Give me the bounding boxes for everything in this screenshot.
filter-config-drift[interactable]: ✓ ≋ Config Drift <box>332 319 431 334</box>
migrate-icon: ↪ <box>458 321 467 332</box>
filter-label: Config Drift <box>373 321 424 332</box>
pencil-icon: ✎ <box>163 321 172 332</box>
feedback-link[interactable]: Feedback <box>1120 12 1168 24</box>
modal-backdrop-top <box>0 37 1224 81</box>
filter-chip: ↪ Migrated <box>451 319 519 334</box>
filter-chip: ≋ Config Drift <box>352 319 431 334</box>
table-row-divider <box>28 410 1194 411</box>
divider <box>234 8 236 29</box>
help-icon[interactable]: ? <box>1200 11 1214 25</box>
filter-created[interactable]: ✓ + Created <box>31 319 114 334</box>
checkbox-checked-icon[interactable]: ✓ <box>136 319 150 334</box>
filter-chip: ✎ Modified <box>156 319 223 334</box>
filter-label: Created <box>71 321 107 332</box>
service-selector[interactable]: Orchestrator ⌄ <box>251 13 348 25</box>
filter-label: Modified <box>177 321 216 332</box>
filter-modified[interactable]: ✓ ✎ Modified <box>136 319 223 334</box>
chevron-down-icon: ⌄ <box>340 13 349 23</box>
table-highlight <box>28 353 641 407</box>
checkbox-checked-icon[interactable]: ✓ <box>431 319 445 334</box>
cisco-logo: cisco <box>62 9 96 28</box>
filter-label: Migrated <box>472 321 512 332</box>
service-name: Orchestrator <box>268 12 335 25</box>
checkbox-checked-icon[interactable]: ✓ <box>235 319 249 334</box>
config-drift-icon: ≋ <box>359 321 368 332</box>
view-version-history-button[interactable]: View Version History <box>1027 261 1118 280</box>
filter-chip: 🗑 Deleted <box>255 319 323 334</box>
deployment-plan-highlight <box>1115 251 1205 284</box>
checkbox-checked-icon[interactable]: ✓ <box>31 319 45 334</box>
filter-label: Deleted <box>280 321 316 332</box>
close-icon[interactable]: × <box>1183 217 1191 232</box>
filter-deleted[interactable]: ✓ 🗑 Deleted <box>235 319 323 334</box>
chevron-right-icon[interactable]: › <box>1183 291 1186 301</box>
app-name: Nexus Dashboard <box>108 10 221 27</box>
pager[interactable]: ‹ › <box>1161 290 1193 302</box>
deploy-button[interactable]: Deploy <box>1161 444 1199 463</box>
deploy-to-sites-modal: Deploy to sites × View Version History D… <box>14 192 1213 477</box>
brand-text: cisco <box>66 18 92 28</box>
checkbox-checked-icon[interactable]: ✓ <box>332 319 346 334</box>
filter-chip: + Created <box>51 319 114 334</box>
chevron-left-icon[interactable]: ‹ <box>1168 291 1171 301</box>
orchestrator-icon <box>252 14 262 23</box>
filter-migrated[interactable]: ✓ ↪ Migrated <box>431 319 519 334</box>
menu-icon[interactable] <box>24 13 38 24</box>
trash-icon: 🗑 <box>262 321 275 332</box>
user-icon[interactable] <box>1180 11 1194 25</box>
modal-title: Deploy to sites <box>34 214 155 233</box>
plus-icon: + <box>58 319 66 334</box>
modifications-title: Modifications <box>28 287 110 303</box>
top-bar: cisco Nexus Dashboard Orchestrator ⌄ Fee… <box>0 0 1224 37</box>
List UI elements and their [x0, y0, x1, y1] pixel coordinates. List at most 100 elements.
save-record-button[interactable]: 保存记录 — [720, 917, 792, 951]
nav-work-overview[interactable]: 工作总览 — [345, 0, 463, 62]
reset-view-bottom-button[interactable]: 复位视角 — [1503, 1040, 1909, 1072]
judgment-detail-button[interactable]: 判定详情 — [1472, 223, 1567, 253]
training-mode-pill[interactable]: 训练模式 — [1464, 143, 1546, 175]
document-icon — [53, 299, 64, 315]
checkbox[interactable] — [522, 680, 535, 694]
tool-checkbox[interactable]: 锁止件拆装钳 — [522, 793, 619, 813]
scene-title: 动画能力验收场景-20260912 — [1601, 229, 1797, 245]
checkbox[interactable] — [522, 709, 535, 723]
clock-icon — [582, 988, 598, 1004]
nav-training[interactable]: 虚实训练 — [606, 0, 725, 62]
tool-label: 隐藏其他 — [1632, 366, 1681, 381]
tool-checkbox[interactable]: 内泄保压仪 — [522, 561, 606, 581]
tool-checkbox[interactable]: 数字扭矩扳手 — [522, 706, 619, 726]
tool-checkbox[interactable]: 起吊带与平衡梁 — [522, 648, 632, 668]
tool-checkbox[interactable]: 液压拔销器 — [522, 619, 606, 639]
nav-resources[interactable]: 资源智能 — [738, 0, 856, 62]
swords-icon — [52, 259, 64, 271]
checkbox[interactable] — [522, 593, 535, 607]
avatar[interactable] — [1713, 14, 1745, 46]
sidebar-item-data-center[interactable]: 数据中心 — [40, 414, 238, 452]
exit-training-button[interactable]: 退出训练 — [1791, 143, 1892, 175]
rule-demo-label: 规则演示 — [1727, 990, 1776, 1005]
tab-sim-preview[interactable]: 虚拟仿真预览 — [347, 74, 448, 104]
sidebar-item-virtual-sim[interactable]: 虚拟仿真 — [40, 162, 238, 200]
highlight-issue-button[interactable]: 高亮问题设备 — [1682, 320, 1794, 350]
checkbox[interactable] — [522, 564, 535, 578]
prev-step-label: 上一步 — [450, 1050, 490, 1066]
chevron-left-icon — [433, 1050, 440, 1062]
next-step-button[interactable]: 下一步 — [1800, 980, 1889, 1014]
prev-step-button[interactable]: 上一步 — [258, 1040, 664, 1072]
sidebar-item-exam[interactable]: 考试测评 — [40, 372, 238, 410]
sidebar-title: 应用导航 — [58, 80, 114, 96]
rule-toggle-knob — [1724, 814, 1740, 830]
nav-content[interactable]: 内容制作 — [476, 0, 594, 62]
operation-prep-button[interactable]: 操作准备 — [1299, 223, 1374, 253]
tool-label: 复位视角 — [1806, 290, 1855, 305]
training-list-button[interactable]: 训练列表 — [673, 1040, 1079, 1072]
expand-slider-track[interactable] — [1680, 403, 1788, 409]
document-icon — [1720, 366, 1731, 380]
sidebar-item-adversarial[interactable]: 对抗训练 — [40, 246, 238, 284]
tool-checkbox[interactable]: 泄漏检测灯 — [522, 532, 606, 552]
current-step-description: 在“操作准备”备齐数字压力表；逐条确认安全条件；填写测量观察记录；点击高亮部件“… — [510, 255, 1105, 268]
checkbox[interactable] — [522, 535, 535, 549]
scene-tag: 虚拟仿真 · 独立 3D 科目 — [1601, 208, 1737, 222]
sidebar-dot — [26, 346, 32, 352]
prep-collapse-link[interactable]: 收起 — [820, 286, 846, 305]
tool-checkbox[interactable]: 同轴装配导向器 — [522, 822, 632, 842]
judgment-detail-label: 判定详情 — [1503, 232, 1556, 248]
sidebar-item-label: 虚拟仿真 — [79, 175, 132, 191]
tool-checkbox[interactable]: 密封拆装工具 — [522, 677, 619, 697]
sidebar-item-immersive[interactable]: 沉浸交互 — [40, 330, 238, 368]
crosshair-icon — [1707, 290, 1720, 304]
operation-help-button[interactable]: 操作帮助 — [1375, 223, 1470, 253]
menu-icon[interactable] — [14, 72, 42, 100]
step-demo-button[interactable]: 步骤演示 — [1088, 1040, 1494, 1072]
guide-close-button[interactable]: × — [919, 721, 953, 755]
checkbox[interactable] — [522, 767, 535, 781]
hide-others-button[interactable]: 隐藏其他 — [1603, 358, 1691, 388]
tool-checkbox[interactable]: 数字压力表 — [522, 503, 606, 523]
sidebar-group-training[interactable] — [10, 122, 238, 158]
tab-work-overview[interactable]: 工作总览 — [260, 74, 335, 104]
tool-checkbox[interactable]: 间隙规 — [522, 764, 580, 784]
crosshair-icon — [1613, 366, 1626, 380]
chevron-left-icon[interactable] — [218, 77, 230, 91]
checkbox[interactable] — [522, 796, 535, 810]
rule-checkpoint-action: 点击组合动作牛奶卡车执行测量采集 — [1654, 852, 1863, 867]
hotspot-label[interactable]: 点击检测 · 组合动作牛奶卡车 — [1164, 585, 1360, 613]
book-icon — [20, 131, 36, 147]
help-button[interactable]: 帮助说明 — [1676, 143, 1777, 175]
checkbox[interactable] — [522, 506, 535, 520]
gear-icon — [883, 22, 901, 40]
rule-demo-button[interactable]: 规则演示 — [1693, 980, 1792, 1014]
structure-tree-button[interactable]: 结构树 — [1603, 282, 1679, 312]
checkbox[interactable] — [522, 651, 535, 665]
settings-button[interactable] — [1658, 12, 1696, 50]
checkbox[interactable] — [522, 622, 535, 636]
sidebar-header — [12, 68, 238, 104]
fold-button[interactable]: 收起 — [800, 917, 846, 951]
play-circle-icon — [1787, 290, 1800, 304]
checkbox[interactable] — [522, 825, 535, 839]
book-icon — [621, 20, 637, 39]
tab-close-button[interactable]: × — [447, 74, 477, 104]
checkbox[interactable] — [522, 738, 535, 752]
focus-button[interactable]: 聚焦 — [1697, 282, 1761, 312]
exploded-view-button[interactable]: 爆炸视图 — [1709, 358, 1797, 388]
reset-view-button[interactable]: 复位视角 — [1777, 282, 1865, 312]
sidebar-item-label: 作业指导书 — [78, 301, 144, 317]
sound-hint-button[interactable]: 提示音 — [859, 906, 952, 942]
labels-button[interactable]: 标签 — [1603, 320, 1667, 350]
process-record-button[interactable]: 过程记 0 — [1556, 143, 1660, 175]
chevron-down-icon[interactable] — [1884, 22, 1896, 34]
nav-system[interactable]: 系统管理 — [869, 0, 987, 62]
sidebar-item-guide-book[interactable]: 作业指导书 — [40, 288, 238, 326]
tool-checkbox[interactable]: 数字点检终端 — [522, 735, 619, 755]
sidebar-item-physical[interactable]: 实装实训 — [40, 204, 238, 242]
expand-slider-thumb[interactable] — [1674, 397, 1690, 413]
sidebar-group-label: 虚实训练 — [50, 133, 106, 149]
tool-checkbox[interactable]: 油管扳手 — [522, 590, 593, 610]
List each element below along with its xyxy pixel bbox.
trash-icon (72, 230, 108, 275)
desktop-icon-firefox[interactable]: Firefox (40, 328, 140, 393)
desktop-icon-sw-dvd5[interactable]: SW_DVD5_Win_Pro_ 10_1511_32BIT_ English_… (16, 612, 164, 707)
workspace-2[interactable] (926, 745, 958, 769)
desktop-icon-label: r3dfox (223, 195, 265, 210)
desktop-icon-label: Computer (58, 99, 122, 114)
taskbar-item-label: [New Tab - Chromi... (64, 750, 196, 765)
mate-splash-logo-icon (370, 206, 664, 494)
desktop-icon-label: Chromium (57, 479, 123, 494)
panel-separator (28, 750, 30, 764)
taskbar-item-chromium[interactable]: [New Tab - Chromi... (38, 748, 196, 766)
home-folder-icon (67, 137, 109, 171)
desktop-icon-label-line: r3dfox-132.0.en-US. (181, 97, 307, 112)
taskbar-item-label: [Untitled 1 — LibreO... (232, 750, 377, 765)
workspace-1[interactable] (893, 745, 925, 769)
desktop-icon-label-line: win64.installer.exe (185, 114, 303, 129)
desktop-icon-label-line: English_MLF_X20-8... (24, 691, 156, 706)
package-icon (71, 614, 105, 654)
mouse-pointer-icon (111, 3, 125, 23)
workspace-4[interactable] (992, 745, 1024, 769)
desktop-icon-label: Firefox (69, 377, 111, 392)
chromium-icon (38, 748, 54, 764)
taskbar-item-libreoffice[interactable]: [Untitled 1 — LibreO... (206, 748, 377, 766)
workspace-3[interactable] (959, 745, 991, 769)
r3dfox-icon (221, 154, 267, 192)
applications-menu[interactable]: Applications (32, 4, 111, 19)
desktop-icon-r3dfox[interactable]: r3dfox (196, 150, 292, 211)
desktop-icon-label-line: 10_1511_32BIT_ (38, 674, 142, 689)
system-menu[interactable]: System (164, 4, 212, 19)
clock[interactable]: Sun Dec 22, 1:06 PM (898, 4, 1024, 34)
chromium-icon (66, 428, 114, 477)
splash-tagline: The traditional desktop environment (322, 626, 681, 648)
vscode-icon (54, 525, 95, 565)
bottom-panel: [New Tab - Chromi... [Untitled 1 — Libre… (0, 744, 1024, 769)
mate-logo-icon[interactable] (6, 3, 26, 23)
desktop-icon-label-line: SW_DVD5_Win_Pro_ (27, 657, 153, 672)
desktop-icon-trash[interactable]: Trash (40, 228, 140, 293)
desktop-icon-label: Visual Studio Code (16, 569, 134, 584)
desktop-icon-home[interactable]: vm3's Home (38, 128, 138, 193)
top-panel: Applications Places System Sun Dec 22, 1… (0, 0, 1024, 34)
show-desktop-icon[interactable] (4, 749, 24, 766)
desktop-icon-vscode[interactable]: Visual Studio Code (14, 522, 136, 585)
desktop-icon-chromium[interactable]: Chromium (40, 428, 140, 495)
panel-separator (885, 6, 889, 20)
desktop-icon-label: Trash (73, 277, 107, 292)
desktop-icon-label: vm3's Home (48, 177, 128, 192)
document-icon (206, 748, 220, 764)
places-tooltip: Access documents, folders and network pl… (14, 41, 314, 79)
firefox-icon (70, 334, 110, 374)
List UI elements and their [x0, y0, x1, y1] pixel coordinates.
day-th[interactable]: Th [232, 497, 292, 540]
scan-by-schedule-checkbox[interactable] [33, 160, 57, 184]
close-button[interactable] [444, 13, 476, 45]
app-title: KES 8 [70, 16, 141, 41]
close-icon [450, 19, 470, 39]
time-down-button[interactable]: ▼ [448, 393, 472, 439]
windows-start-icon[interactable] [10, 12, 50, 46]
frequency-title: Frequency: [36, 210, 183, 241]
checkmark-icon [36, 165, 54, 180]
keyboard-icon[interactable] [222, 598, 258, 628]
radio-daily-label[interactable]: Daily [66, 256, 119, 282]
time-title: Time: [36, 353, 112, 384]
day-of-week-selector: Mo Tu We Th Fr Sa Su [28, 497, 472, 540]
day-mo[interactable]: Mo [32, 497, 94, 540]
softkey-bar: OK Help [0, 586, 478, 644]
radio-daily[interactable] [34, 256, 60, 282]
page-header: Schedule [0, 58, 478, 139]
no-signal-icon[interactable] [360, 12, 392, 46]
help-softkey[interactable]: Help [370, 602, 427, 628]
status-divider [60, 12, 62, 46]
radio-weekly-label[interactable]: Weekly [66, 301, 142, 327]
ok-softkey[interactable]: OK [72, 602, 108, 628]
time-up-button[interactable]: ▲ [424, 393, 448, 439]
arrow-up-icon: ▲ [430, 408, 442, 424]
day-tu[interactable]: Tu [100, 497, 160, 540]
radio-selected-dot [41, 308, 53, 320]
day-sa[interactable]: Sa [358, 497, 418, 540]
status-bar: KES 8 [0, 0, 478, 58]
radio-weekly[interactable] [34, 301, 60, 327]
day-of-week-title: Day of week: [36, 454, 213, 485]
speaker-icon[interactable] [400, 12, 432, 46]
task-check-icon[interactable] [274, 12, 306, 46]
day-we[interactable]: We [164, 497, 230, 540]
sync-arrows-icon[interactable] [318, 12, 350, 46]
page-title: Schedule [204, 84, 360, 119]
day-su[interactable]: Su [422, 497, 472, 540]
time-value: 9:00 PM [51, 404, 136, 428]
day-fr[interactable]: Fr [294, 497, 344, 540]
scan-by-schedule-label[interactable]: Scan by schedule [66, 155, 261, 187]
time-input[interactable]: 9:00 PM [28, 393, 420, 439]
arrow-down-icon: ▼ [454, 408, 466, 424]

......

**INSTRUCTION**
Rewrite the rows from the first one up to and including the line with "pencil-icon: ✎ <box>163 321 172 332</box>", changing "Config Drift" to "Config Change" and leaving everything else the same.

**OUTPUT OF THE EXERCISE**
Give me the bounding boxes for everything in this screenshot.
filter-config-drift[interactable]: ✓ ≋ Config Change <box>332 319 431 334</box>
migrate-icon: ↪ <box>458 321 467 332</box>
filter-label: Config Change <box>373 321 424 332</box>
pencil-icon: ✎ <box>163 321 172 332</box>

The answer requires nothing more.